• TASK DESCRIPTION:
Find the lines containing the word "NHSO" and copy every one of them.

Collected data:
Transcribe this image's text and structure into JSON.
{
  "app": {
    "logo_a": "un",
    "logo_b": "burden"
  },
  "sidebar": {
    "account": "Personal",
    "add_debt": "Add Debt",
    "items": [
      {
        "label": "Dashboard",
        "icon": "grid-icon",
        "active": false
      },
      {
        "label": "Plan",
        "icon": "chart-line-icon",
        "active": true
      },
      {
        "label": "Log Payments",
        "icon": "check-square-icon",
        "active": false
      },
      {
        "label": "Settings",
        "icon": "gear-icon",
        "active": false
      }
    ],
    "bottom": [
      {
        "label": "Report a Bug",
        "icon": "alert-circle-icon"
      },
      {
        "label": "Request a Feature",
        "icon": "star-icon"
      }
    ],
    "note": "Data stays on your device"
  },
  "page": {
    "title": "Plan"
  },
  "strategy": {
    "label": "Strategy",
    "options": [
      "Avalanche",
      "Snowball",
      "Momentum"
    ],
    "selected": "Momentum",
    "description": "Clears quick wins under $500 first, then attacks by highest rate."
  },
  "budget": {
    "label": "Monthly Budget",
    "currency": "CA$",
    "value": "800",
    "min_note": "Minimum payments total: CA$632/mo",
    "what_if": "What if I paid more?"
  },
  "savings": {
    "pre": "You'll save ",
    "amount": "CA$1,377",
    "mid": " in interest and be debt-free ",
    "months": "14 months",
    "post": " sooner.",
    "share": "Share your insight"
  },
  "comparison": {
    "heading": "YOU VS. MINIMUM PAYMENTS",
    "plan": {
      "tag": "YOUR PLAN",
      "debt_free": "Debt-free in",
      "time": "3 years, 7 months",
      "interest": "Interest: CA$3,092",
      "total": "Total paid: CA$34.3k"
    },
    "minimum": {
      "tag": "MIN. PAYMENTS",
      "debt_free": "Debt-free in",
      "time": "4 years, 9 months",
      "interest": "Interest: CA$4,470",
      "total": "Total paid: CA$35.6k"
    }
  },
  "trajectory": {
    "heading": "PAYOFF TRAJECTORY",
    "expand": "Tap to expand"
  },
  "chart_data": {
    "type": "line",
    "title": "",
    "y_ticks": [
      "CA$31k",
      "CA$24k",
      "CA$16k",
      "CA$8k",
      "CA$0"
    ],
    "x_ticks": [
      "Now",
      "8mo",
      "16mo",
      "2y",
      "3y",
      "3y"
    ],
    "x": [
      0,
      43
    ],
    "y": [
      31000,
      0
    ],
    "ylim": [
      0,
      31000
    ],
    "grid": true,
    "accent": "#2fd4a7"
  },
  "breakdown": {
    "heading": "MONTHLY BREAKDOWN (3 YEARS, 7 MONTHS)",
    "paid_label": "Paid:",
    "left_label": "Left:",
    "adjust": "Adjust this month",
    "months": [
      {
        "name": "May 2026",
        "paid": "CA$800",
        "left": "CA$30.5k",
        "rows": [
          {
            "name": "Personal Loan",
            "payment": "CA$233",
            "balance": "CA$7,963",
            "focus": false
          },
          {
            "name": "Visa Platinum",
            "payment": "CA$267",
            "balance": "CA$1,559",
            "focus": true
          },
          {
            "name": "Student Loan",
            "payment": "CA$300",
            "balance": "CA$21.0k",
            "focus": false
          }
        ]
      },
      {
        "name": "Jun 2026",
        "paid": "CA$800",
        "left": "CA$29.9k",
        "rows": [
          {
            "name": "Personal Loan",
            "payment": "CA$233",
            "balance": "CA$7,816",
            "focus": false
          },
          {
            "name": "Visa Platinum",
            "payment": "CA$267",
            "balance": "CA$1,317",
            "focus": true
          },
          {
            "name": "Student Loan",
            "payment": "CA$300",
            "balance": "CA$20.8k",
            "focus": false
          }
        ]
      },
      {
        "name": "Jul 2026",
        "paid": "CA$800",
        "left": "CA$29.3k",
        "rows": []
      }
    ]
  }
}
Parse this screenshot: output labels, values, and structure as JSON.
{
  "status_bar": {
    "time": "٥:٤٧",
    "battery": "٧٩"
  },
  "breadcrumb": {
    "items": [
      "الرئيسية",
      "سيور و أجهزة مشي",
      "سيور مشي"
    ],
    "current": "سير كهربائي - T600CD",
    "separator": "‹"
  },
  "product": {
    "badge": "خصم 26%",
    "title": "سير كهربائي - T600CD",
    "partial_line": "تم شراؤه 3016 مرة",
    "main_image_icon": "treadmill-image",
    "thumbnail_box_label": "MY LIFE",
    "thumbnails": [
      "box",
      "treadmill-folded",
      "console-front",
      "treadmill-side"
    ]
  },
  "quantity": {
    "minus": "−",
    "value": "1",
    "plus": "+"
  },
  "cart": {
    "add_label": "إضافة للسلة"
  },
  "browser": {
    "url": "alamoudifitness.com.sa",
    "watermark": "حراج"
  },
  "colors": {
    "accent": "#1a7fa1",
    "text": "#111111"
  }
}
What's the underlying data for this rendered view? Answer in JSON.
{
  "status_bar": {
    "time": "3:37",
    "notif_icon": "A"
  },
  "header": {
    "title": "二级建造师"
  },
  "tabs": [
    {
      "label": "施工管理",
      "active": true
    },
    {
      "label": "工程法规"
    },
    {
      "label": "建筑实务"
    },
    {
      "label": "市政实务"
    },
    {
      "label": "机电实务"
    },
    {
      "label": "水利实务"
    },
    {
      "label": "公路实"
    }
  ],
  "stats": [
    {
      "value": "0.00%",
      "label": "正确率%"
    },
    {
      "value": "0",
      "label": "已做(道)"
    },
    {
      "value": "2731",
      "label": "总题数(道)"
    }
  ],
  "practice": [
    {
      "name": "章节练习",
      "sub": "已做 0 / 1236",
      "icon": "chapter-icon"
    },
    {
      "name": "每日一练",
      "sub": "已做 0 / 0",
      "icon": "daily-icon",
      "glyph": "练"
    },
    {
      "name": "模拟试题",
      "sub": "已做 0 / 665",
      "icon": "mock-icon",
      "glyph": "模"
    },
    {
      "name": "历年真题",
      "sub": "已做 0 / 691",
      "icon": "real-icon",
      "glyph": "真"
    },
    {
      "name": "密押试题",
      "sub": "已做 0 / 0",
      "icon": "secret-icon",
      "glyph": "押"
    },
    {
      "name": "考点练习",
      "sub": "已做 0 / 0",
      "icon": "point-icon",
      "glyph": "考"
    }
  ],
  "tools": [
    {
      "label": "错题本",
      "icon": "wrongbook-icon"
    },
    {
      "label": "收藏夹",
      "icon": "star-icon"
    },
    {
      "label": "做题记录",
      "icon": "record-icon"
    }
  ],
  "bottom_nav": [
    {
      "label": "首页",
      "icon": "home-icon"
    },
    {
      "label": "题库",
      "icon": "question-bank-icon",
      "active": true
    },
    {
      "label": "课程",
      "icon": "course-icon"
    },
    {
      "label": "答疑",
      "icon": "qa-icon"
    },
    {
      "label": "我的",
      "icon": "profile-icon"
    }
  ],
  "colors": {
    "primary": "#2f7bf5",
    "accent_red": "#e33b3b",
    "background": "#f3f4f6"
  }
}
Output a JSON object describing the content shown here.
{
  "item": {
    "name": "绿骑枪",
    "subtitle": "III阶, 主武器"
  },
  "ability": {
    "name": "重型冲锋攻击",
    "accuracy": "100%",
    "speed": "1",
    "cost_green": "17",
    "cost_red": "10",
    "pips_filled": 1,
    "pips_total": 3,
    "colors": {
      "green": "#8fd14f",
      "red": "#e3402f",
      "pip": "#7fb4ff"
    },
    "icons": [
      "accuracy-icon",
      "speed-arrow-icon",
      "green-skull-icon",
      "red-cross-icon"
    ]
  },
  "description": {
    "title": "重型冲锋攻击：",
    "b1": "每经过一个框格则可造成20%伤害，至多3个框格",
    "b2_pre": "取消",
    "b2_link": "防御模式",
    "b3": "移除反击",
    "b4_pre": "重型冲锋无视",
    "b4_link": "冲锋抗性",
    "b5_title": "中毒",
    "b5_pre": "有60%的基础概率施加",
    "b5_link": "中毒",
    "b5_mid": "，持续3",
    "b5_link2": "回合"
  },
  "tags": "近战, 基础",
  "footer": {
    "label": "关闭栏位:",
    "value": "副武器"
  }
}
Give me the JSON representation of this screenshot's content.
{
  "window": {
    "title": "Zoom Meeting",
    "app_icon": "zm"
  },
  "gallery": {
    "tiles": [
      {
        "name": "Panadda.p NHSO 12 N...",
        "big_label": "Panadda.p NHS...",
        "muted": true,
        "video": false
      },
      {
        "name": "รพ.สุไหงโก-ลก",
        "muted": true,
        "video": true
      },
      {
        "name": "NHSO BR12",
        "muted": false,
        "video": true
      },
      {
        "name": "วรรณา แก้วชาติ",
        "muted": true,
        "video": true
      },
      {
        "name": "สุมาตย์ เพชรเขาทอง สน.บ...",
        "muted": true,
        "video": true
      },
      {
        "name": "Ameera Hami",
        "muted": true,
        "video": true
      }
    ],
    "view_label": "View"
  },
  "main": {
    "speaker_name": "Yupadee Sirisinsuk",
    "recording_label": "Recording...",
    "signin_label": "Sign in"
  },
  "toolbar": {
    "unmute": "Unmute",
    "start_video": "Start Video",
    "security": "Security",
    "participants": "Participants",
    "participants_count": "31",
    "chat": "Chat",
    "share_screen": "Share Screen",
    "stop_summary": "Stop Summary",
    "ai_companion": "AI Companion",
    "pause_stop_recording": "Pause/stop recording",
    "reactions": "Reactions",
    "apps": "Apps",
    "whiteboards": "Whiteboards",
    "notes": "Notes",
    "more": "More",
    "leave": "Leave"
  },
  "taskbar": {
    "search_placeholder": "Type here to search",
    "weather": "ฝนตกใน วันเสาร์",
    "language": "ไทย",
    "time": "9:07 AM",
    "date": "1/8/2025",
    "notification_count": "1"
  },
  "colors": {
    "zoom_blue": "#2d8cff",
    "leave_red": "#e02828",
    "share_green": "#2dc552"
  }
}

• RESPONSE BELOW:
        "name": "Panadda.p NHSO 12 N...",
        "name": "NHSO BR12",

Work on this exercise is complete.